> _Exercise details_
Show every line in the records below that contains the word "FFFFFF".

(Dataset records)
** begin **

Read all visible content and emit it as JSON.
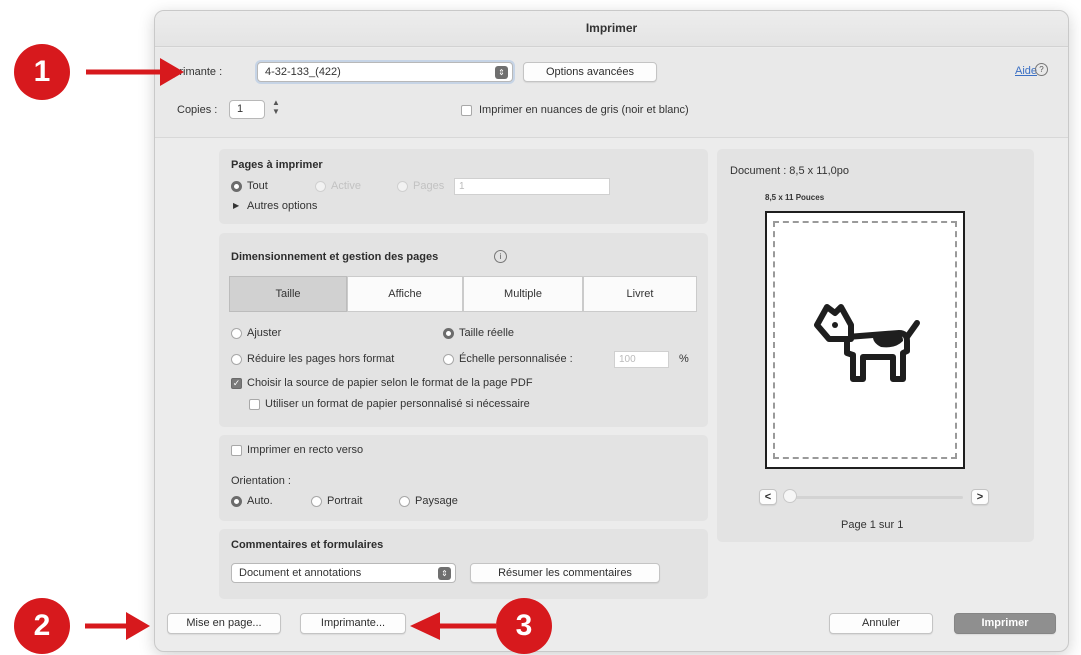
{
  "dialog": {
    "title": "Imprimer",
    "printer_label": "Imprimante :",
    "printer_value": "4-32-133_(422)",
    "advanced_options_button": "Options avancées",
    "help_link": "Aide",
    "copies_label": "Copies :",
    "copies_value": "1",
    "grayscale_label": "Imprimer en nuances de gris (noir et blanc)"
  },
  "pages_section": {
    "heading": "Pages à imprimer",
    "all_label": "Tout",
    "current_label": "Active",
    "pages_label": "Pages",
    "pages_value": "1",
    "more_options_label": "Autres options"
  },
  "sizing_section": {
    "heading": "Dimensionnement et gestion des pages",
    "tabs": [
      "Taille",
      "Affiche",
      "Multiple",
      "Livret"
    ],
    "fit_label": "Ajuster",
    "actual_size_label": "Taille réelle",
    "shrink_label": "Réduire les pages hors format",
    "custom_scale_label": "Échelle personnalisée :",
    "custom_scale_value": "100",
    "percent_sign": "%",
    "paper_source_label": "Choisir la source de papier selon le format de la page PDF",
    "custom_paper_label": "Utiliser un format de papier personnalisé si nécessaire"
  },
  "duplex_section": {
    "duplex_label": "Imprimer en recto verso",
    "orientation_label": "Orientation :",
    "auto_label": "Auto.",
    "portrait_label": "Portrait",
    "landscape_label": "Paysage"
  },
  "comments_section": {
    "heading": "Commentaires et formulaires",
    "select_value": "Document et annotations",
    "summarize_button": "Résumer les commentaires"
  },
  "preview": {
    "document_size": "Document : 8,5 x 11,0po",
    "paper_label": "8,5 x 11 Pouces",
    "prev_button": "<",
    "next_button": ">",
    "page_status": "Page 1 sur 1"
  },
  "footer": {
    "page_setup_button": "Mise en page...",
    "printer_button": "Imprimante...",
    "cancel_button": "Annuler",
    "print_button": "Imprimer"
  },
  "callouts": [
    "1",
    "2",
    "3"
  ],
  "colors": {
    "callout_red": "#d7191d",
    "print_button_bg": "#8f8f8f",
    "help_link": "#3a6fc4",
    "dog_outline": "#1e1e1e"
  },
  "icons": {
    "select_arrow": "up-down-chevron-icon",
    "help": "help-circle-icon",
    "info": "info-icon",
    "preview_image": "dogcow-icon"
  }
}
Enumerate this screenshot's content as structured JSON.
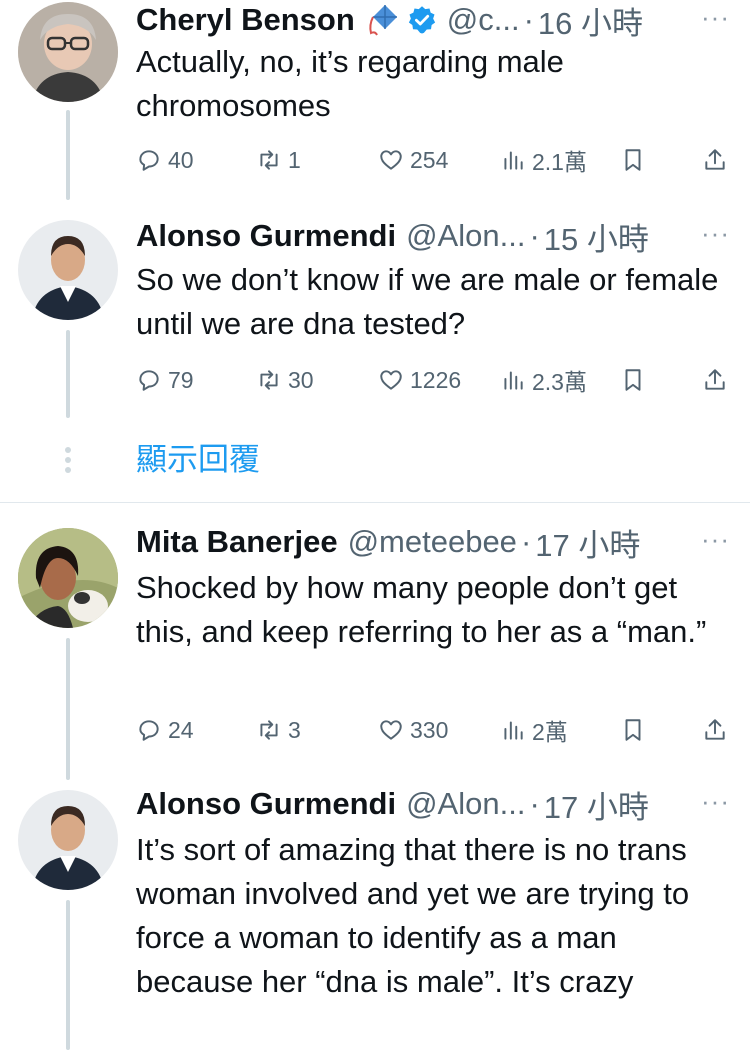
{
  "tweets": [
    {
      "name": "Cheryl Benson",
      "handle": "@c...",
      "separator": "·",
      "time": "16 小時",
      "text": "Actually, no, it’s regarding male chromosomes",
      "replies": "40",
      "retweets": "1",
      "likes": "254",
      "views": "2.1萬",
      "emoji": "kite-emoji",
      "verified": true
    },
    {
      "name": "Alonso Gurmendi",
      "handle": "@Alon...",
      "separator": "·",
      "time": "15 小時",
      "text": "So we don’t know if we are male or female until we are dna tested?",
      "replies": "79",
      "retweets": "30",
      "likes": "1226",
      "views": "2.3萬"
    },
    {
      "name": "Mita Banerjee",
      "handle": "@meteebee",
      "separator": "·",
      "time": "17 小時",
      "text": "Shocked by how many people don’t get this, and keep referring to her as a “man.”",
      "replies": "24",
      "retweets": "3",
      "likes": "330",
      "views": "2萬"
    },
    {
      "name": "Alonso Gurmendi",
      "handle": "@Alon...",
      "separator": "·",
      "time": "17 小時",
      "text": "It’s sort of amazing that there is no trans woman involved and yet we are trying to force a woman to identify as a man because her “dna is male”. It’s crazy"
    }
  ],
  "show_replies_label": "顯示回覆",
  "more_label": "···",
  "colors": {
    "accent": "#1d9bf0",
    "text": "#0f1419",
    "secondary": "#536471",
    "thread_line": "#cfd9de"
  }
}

** end **
** begin **

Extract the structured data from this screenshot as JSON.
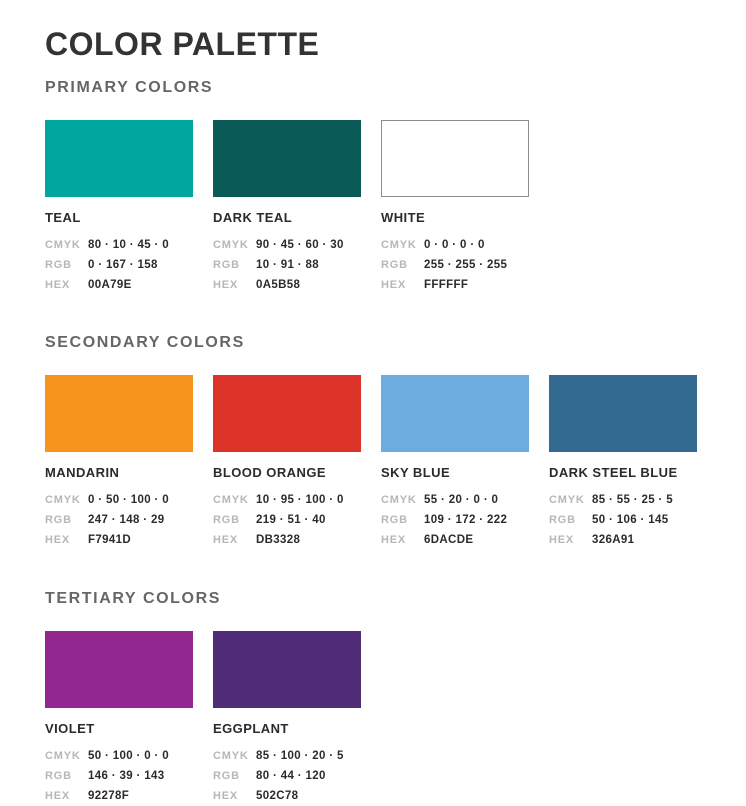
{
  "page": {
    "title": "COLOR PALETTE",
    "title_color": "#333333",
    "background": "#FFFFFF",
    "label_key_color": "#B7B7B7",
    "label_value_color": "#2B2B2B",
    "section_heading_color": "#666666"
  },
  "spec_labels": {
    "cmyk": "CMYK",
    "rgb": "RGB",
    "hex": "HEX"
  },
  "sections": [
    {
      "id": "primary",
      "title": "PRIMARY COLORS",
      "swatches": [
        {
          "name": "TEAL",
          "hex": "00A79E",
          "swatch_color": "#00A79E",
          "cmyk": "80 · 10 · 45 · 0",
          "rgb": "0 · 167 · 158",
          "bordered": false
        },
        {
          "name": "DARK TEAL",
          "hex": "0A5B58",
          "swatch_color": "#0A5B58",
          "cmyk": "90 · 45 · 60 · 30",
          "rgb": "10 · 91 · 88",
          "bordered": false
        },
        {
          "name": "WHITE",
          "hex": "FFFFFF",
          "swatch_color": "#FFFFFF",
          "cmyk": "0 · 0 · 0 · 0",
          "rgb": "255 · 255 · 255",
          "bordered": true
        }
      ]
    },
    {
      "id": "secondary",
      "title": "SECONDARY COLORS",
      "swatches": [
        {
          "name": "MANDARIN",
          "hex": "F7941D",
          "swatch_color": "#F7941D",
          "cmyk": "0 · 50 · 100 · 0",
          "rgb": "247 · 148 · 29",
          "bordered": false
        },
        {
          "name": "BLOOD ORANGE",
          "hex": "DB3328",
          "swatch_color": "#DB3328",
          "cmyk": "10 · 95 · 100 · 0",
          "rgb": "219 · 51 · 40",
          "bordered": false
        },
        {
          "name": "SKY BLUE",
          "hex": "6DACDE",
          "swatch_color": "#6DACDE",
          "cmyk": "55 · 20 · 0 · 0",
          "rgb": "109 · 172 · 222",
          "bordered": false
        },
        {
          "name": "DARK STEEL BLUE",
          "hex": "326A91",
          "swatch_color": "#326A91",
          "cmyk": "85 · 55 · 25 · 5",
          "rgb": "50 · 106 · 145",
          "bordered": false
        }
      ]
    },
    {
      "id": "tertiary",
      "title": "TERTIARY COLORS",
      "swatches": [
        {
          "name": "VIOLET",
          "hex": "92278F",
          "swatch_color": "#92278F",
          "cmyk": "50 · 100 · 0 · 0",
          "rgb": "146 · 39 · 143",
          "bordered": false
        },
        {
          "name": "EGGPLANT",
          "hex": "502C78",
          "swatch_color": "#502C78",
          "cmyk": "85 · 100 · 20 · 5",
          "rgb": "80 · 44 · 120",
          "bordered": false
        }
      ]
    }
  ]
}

** end **

> _Written answer_
    "background": "#FFFFFF",
          "hex": "FFFFFF",
          "swatch_color": "#FFFFFF",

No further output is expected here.